What to work on ▸ Repeat each line of the material below exactly as it appears, minus any pictures.

--- Start of Data provided ---

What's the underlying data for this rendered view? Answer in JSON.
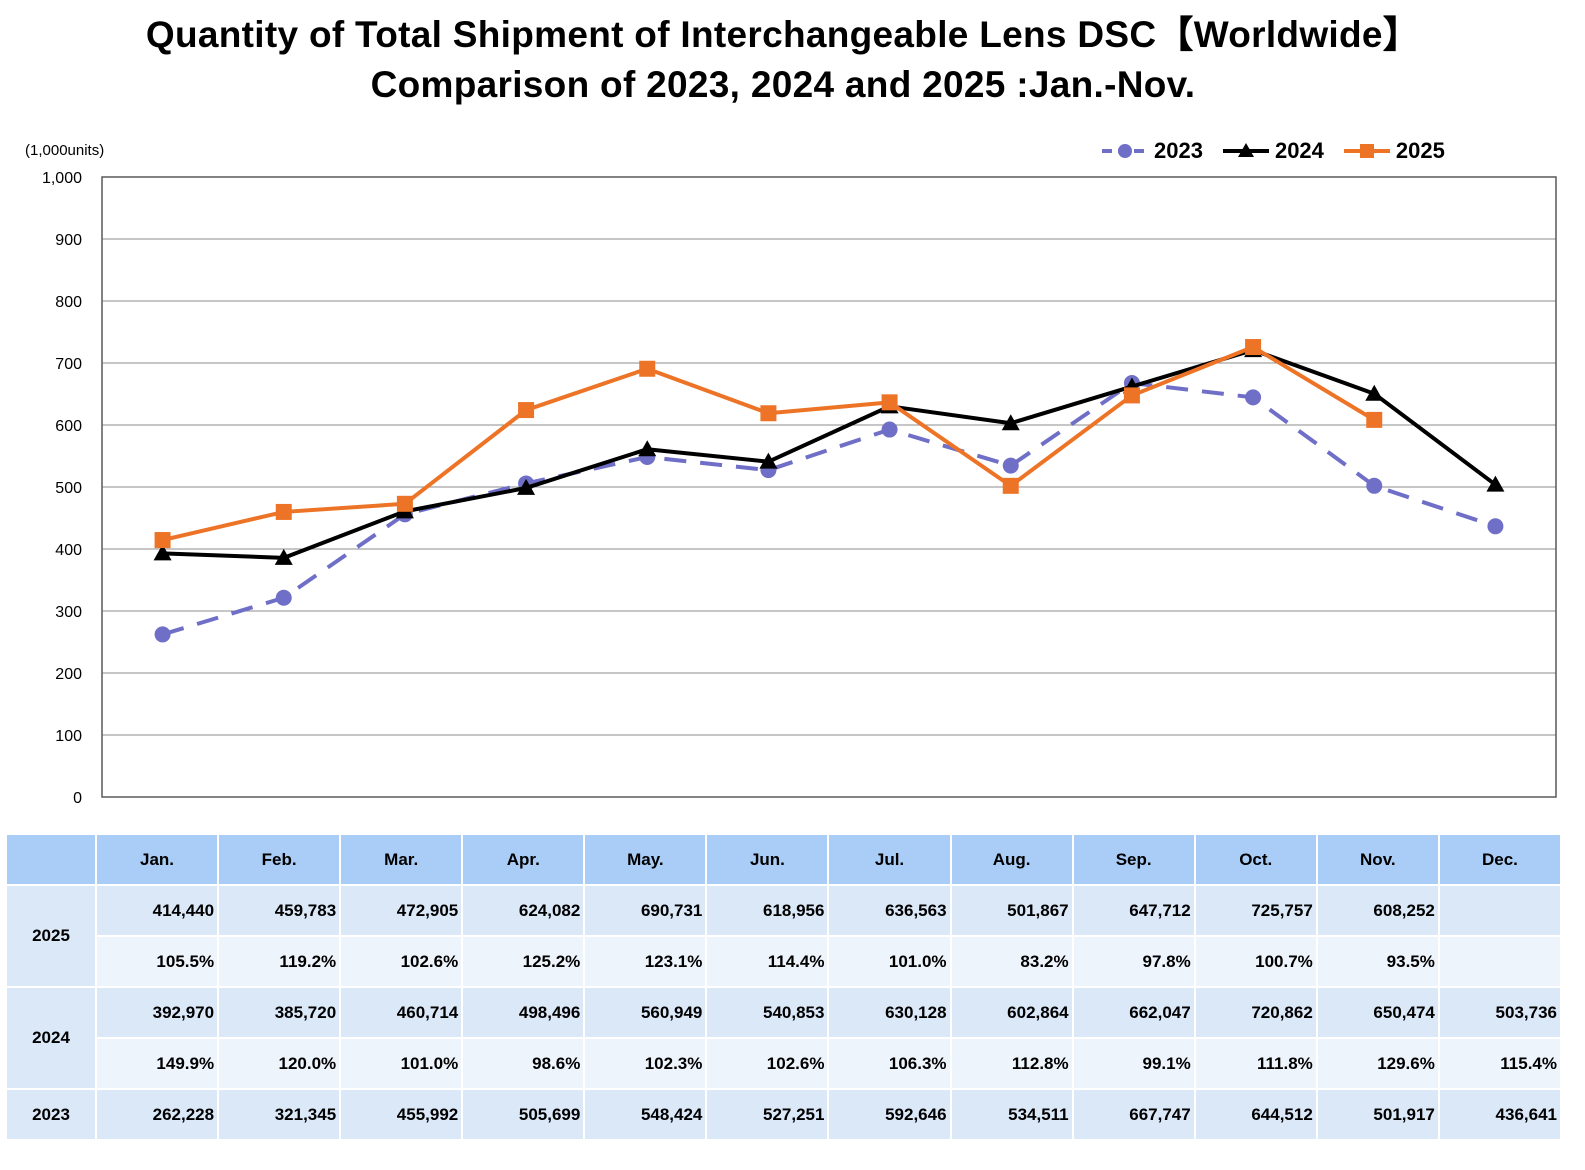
{
  "title_line1": "Quantity of Total Shipment of Interchangeable Lens DSC【Worldwide】",
  "title_line2": "Comparison of 2023, 2024 and 2025 :Jan.-Nov.",
  "unit_label": "(1,000units)",
  "colors": {
    "2023": "#6f6fc8",
    "2024": "#000000",
    "2025": "#ed7426",
    "header_bg": "#a9cdf6",
    "row_dark": "#dbe8f8",
    "row_light": "#eef4fc"
  },
  "chart_data": {
    "type": "line",
    "categories": [
      "Jan.",
      "Feb.",
      "Mar.",
      "Apr.",
      "May.",
      "Jun.",
      "Jul.",
      "Aug.",
      "Sep.",
      "Oct.",
      "Nov.",
      "Dec."
    ],
    "ylim": [
      0,
      1000
    ],
    "yticks": [
      "0",
      "100",
      "200",
      "300",
      "400",
      "500",
      "600",
      "700",
      "800",
      "900",
      "1,000"
    ],
    "grid": true,
    "legend_position": "top-right",
    "series": [
      {
        "name": "2023",
        "style": "dashed",
        "marker": "circle",
        "color": "#6f6fc8",
        "values": [
          262.228,
          321.345,
          455.992,
          505.699,
          548.424,
          527.251,
          592.646,
          534.511,
          667.747,
          644.512,
          501.917,
          436.641
        ]
      },
      {
        "name": "2024",
        "style": "solid",
        "marker": "triangle",
        "color": "#000000",
        "values": [
          392.97,
          385.72,
          460.714,
          498.496,
          560.949,
          540.853,
          630.128,
          602.864,
          662.047,
          720.862,
          650.474,
          503.736
        ]
      },
      {
        "name": "2025",
        "style": "solid",
        "marker": "square",
        "color": "#ed7426",
        "values": [
          414.44,
          459.783,
          472.905,
          624.082,
          690.731,
          618.956,
          636.563,
          501.867,
          647.712,
          725.757,
          608.252,
          null
        ]
      }
    ]
  },
  "table": {
    "months": [
      "Jan.",
      "Feb.",
      "Mar.",
      "Apr.",
      "May.",
      "Jun.",
      "Jul.",
      "Aug.",
      "Sep.",
      "Oct.",
      "Nov.",
      "Dec."
    ],
    "rows": [
      {
        "year": "2025",
        "values": [
          "414,440",
          "459,783",
          "472,905",
          "624,082",
          "690,731",
          "618,956",
          "636,563",
          "501,867",
          "647,712",
          "725,757",
          "608,252",
          ""
        ],
        "ratios": [
          "105.5%",
          "119.2%",
          "102.6%",
          "125.2%",
          "123.1%",
          "114.4%",
          "101.0%",
          "83.2%",
          "97.8%",
          "100.7%",
          "93.5%",
          ""
        ]
      },
      {
        "year": "2024",
        "values": [
          "392,970",
          "385,720",
          "460,714",
          "498,496",
          "560,949",
          "540,853",
          "630,128",
          "602,864",
          "662,047",
          "720,862",
          "650,474",
          "503,736"
        ],
        "ratios": [
          "149.9%",
          "120.0%",
          "101.0%",
          "98.6%",
          "102.3%",
          "102.6%",
          "106.3%",
          "112.8%",
          "99.1%",
          "111.8%",
          "129.6%",
          "115.4%"
        ]
      },
      {
        "year": "2023",
        "values": [
          "262,228",
          "321,345",
          "455,992",
          "505,699",
          "548,424",
          "527,251",
          "592,646",
          "534,511",
          "667,747",
          "644,512",
          "501,917",
          "436,641"
        ]
      }
    ]
  }
}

--- End of Data provided ---

Result of this task ▸
What's the underlying data for this rendered view? Answer in JSON.
{
  "title_line1": "Quantity of Total Shipment of Interchangeable Lens DSC【Worldwide】",
  "title_line2": "Comparison of 2023, 2024 and 2025 :Jan.-Nov.",
  "unit_label": "(1,000units)",
  "colors": {
    "2023": "#6f6fc8",
    "2024": "#000000",
    "2025": "#ed7426",
    "header_bg": "#a9cdf6",
    "row_dark": "#dbe8f8",
    "row_light": "#eef4fc"
  },
  "chart_data": {
    "type": "line",
    "categories": [
      "Jan.",
      "Feb.",
      "Mar.",
      "Apr.",
      "May.",
      "Jun.",
      "Jul.",
      "Aug.",
      "Sep.",
      "Oct.",
      "Nov.",
      "Dec."
    ],
    "ylim": [
      0,
      1000
    ],
    "yticks": [
      "0",
      "100",
      "200",
      "300",
      "400",
      "500",
      "600",
      "700",
      "800",
      "900",
      "1,000"
    ],
    "grid": true,
    "legend_position": "top-right",
    "series": [
      {
        "name": "2023",
        "style": "dashed",
        "marker": "circle",
        "color": "#6f6fc8",
        "values": [
          262.228,
          321.345,
          455.992,
          505.699,
          548.424,
          527.251,
          592.646,
          534.511,
          667.747,
          644.512,
          501.917,
          436.641
        ]
      },
      {
        "name": "2024",
        "style": "solid",
        "marker": "triangle",
        "color": "#000000",
        "values": [
          392.97,
          385.72,
          460.714,
          498.496,
          560.949,
          540.853,
          630.128,
          602.864,
          662.047,
          720.862,
          650.474,
          503.736
        ]
      },
      {
        "name": "2025",
        "style": "solid",
        "marker": "square",
        "color": "#ed7426",
        "values": [
          414.44,
          459.783,
          472.905,
          624.082,
          690.731,
          618.956,
          636.563,
          501.867,
          647.712,
          725.757,
          608.252,
          null
        ]
      }
    ]
  },
  "table": {
    "months": [
      "Jan.",
      "Feb.",
      "Mar.",
      "Apr.",
      "May.",
      "Jun.",
      "Jul.",
      "Aug.",
      "Sep.",
      "Oct.",
      "Nov.",
      "Dec."
    ],
    "rows": [
      {
        "year": "2025",
        "values": [
          "414,440",
          "459,783",
          "472,905",
          "624,082",
          "690,731",
          "618,956",
          "636,563",
          "501,867",
          "647,712",
          "725,757",
          "608,252",
          ""
        ],
        "ratios": [
          "105.5%",
          "119.2%",
          "102.6%",
          "125.2%",
          "123.1%",
          "114.4%",
          "101.0%",
          "83.2%",
          "97.8%",
          "100.7%",
          "93.5%",
          ""
        ]
      },
      {
        "year": "2024",
        "values": [
          "392,970",
          "385,720",
          "460,714",
          "498,496",
          "560,949",
          "540,853",
          "630,128",
          "602,864",
          "662,047",
          "720,862",
          "650,474",
          "503,736"
        ],
        "ratios": [
          "149.9%",
          "120.0%",
          "101.0%",
          "98.6%",
          "102.3%",
          "102.6%",
          "106.3%",
          "112.8%",
          "99.1%",
          "111.8%",
          "129.6%",
          "115.4%"
        ]
      },
      {
        "year": "2023",
        "values": [
          "262,228",
          "321,345",
          "455,992",
          "505,699",
          "548,424",
          "527,251",
          "592,646",
          "534,511",
          "667,747",
          "644,512",
          "501,917",
          "436,641"
        ]
      }
    ]
  }
}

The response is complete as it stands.